--- begin Extracted information ---

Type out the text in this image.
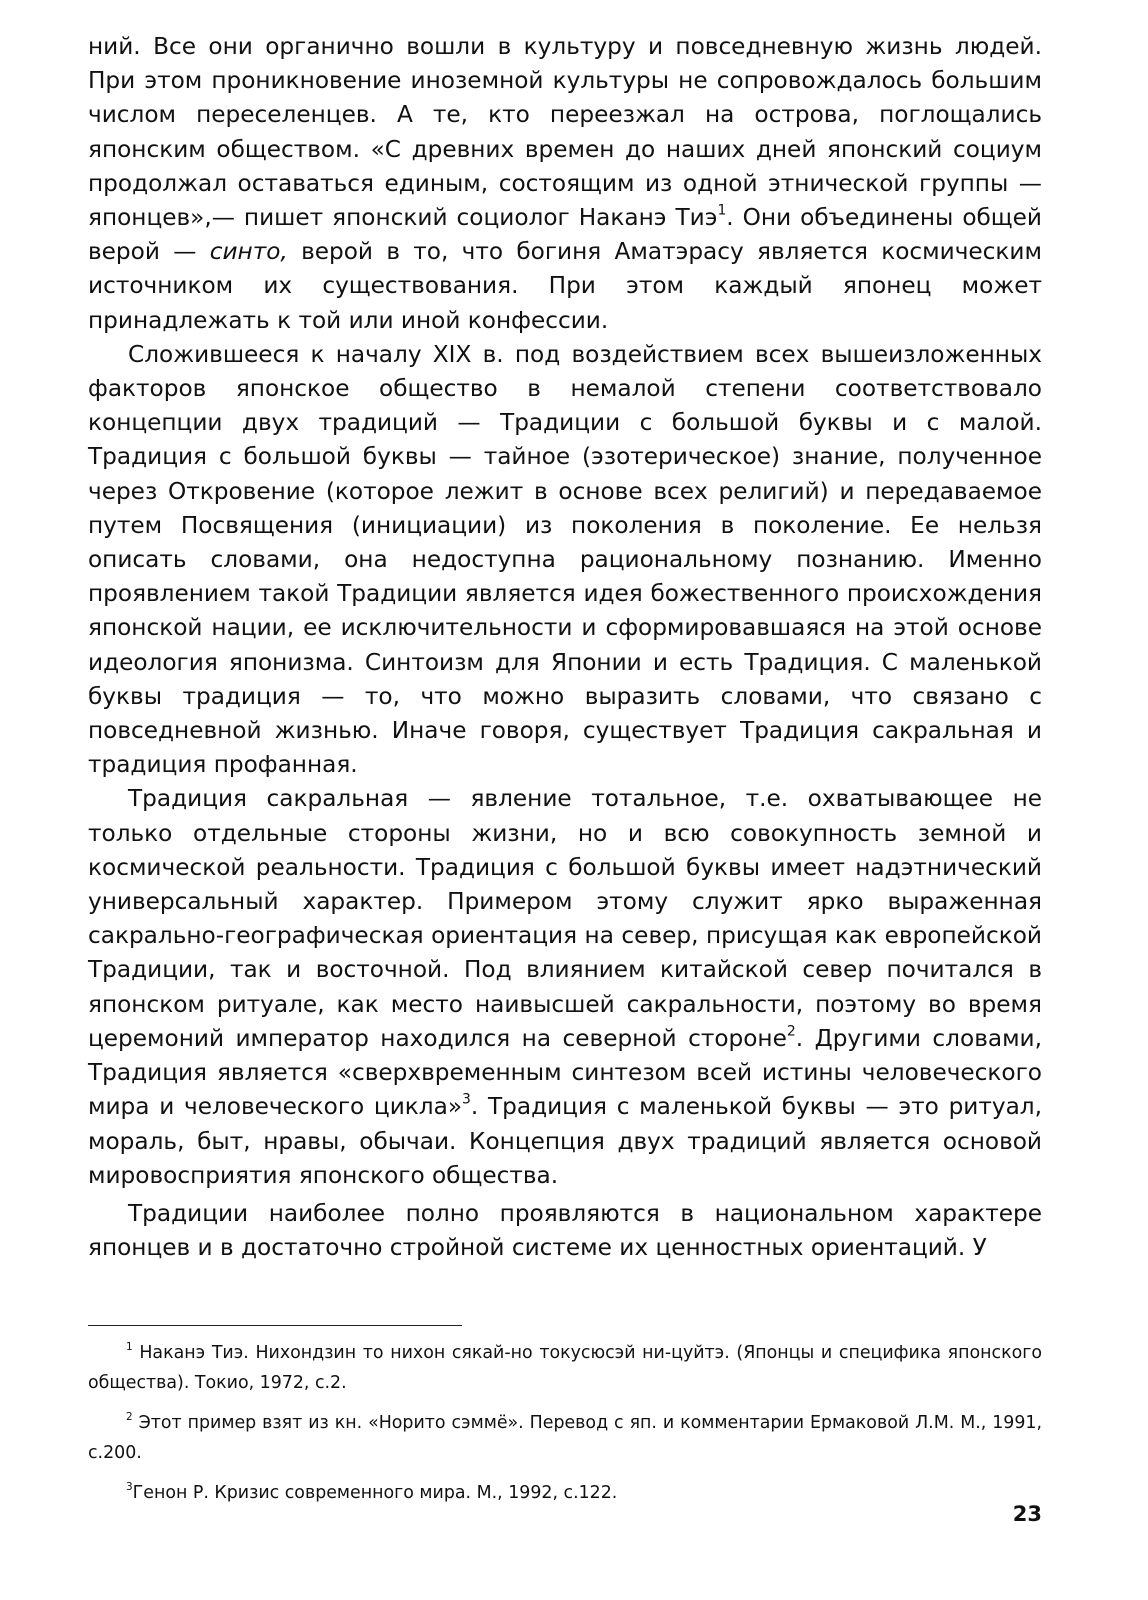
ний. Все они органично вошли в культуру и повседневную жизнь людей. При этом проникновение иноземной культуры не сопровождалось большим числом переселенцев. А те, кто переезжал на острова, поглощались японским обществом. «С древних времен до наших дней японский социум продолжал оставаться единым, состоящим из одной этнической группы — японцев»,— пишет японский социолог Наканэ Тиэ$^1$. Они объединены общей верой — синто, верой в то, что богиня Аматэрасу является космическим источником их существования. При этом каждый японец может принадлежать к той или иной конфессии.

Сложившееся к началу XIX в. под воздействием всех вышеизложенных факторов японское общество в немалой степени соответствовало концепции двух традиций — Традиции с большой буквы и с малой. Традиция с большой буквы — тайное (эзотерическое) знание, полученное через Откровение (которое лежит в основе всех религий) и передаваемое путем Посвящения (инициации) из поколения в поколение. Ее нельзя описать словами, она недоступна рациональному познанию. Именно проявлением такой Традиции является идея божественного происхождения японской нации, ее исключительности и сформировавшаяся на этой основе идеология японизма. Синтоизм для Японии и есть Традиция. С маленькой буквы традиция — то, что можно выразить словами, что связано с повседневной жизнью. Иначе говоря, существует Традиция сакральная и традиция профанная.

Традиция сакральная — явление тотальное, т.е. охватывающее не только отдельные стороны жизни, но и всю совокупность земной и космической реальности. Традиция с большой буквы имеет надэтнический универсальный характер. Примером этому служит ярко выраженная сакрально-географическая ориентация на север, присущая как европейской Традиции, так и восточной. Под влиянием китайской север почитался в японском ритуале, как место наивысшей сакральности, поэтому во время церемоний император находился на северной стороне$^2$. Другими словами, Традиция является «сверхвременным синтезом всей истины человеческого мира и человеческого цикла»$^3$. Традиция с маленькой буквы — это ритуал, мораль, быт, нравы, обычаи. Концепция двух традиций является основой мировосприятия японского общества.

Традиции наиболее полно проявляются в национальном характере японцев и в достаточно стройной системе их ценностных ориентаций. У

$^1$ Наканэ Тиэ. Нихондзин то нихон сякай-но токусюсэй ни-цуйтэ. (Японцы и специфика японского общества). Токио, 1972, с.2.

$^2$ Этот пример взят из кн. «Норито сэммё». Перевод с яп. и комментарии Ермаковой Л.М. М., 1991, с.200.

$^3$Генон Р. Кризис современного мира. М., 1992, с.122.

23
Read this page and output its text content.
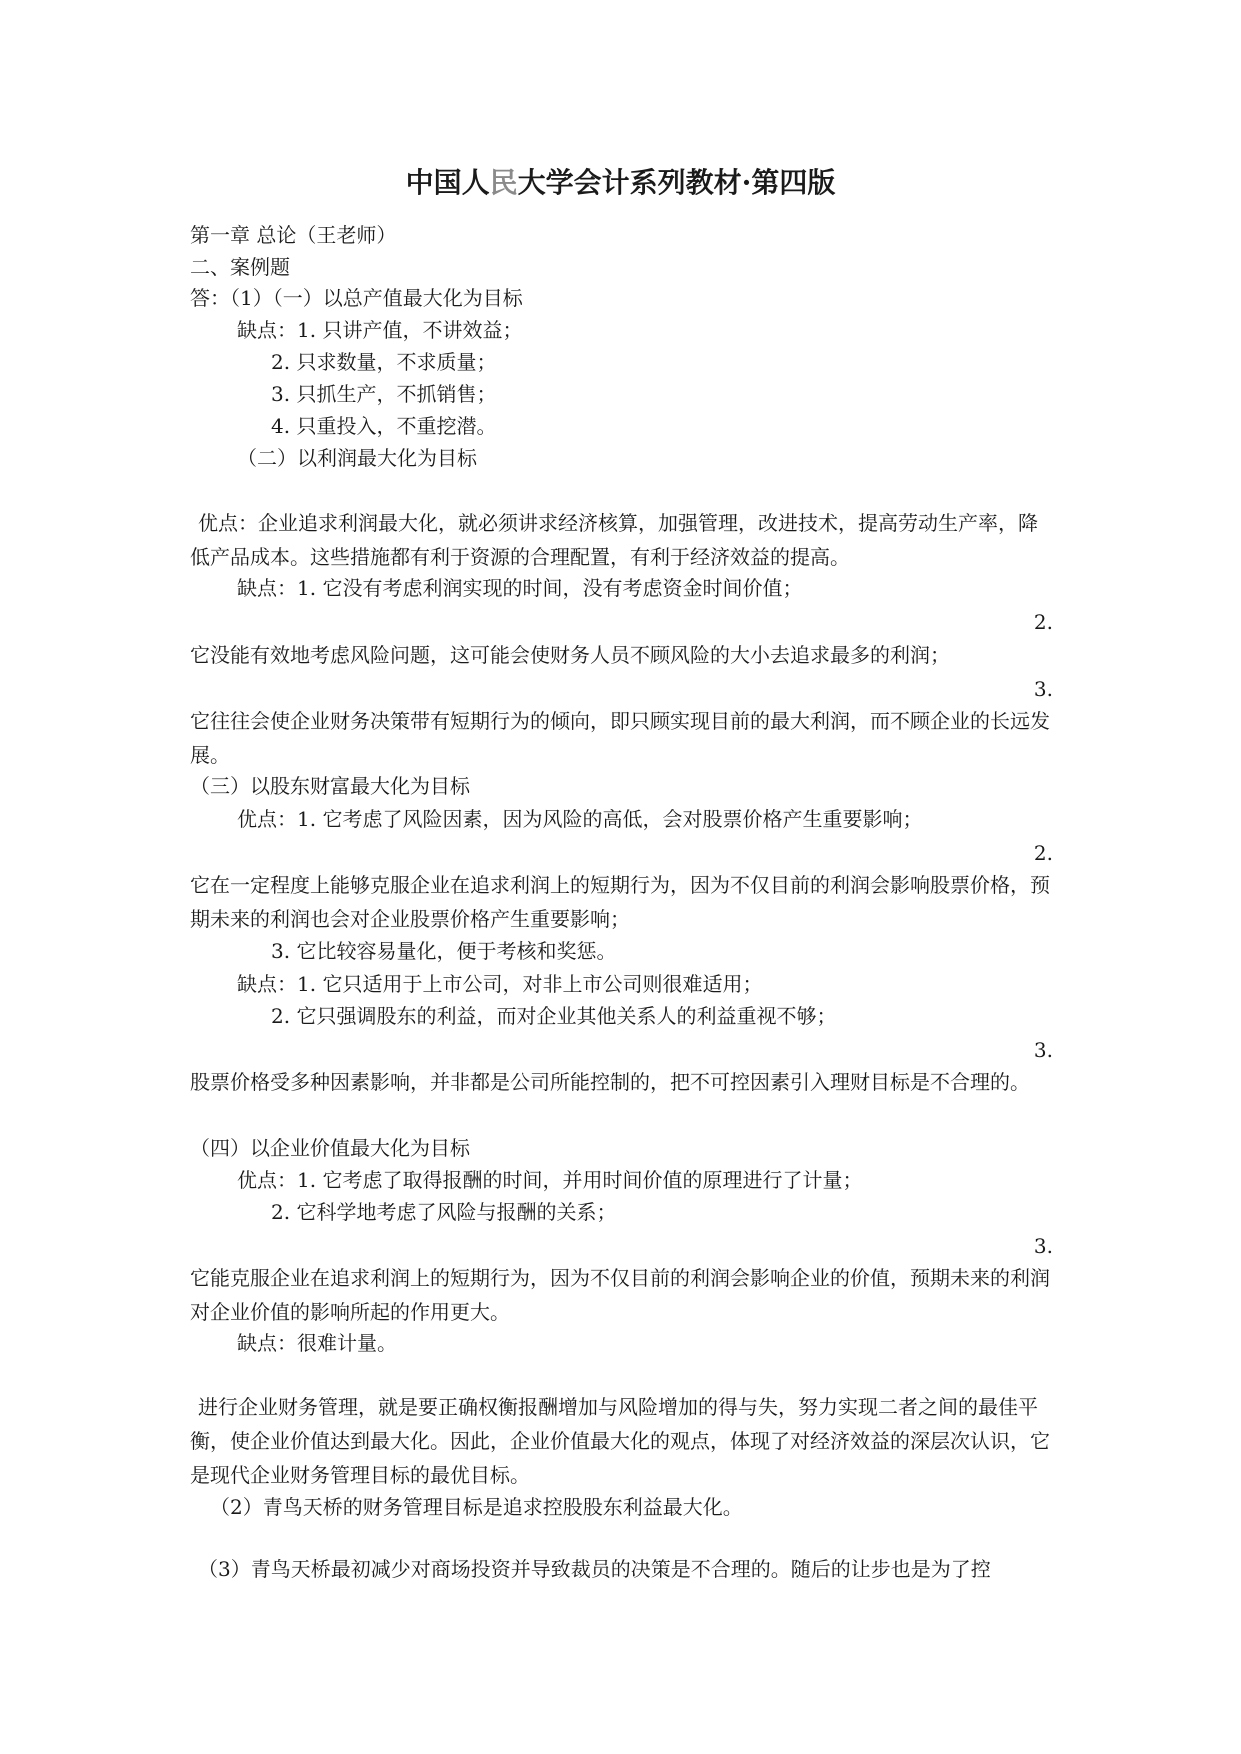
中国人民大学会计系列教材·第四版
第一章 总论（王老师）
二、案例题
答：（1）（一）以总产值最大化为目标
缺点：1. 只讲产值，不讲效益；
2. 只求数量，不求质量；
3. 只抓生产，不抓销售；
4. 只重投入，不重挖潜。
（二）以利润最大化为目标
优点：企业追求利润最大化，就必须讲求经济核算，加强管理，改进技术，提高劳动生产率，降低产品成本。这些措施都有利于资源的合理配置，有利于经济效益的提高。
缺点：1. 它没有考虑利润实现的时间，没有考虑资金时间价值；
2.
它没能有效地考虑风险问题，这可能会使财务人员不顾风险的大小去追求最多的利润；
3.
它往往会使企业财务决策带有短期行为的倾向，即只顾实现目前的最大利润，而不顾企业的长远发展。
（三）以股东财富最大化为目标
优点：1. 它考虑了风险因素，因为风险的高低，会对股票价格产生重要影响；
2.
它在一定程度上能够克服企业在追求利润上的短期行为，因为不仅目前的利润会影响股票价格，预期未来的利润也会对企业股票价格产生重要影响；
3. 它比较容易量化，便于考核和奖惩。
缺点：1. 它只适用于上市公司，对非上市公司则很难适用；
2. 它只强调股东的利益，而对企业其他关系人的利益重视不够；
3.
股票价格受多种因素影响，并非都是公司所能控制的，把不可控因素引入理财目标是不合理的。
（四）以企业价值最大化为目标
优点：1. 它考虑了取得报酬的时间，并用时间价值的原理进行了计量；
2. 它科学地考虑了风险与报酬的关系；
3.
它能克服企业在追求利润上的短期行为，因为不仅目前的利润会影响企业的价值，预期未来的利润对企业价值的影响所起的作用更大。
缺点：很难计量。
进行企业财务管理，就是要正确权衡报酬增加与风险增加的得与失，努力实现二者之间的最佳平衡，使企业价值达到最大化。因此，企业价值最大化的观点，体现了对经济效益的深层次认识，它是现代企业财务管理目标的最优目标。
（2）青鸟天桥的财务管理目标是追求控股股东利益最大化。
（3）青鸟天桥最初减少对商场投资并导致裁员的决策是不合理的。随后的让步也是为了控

--- end Extracted information ---

*Task statement*.
Copy out each line exactly, without the pictures.

*Complete answer*.
Type out the text in this image.
ний. Все они органично вошли в культуру и повседневную жизнь людей. При этом проникновение иноземной культуры не сопровождалось большим числом переселенцев. А те, кто переезжал на острова, поглощались японским обществом. «С древних времен до наших дней японский социум продолжал оставаться единым, состоящим из одной этнической группы — японцев»,— пишет японский социолог Наканэ Тиэ$^1$. Они объединены общей верой — синто, верой в то, что богиня Аматэрасу является космическим источником их существования. При этом каждый японец может принадлежать к той или иной конфессии.

Сложившееся к началу XIX в. под воздействием всех вышеизложенных факторов японское общество в немалой степени соответствовало концепции двух традиций — Традиции с большой буквы и с малой. Традиция с большой буквы — тайное (эзотерическое) знание, полученное через Откровение (которое лежит в основе всех религий) и передаваемое путем Посвящения (инициации) из поколения в поколение. Ее нельзя описать словами, она недоступна рациональному познанию. Именно проявлением такой Традиции является идея божественного происхождения японской нации, ее исключительности и сформировавшаяся на этой основе идеология японизма. Синтоизм для Японии и есть Традиция. С маленькой буквы традиция — то, что можно выразить словами, что связано с повседневной жизнью. Иначе говоря, существует Традиция сакральная и традиция профанная.

Традиция сакральная — явление тотальное, т.е. охватывающее не только отдельные стороны жизни, но и всю совокупность земной и космической реальности. Традиция с большой буквы имеет надэтнический универсальный характер. Примером этому служит ярко выраженная сакрально-географическая ориентация на север, присущая как европейской Традиции, так и восточной. Под влиянием китайской север почитался в японском ритуале, как место наивысшей сакральности, поэтому во время церемоний император находился на северной стороне$^2$. Другими словами, Традиция является «сверхвременным синтезом всей истины человеческого мира и человеческого цикла»$^3$. Традиция с маленькой буквы — это ритуал, мораль, быт, нравы, обычаи. Концепция двух традиций является основой мировосприятия японского общества.

Традиции наиболее полно проявляются в национальном характере японцев и в достаточно стройной системе их ценностных ориентаций. У

$^1$ Наканэ Тиэ. Нихондзин то нихон сякай-но токусюсэй ни-цуйтэ. (Японцы и специфика японского общества). Токио, 1972, с.2.

$^2$ Этот пример взят из кн. «Норито сэммё». Перевод с яп. и комментарии Ермаковой Л.М. М., 1991, с.200.

$^3$Генон Р. Кризис современного мира. М., 1992, с.122.

23
Read this page and output its text content.
中国人民大学会计系列教材·第四版
第一章 总论（王老师）
二、案例题
答：（1）（一）以总产值最大化为目标
缺点：1. 只讲产值，不讲效益；
2. 只求数量，不求质量；
3. 只抓生产，不抓销售；
4. 只重投入，不重挖潜。
（二）以利润最大化为目标
优点：企业追求利润最大化，就必须讲求经济核算，加强管理，改进技术，提高劳动生产率，降低产品成本。这些措施都有利于资源的合理配置，有利于经济效益的提高。
缺点：1. 它没有考虑利润实现的时间，没有考虑资金时间价值；
2.
它没能有效地考虑风险问题，这可能会使财务人员不顾风险的大小去追求最多的利润；
3.
它往往会使企业财务决策带有短期行为的倾向，即只顾实现目前的最大利润，而不顾企业的长远发展。
（三）以股东财富最大化为目标
优点：1. 它考虑了风险因素，因为风险的高低，会对股票价格产生重要影响；
2.
它在一定程度上能够克服企业在追求利润上的短期行为，因为不仅目前的利润会影响股票价格，预期未来的利润也会对企业股票价格产生重要影响；
3. 它比较容易量化，便于考核和奖惩。
缺点：1. 它只适用于上市公司，对非上市公司则很难适用；
2. 它只强调股东的利益，而对企业其他关系人的利益重视不够；
3.
股票价格受多种因素影响，并非都是公司所能控制的，把不可控因素引入理财目标是不合理的。
（四）以企业价值最大化为目标
优点：1. 它考虑了取得报酬的时间，并用时间价值的原理进行了计量；
2. 它科学地考虑了风险与报酬的关系；
3.
它能克服企业在追求利润上的短期行为，因为不仅目前的利润会影响企业的价值，预期未来的利润对企业价值的影响所起的作用更大。
缺点：很难计量。
进行企业财务管理，就是要正确权衡报酬增加与风险增加的得与失，努力实现二者之间的最佳平衡，使企业价值达到最大化。因此，企业价值最大化的观点，体现了对经济效益的深层次认识，它是现代企业财务管理目标的最优目标。
（2）青鸟天桥的财务管理目标是追求控股股东利益最大化。
（3）青鸟天桥最初减少对商场投资并导致裁员的决策是不合理的。随后的让步也是为了控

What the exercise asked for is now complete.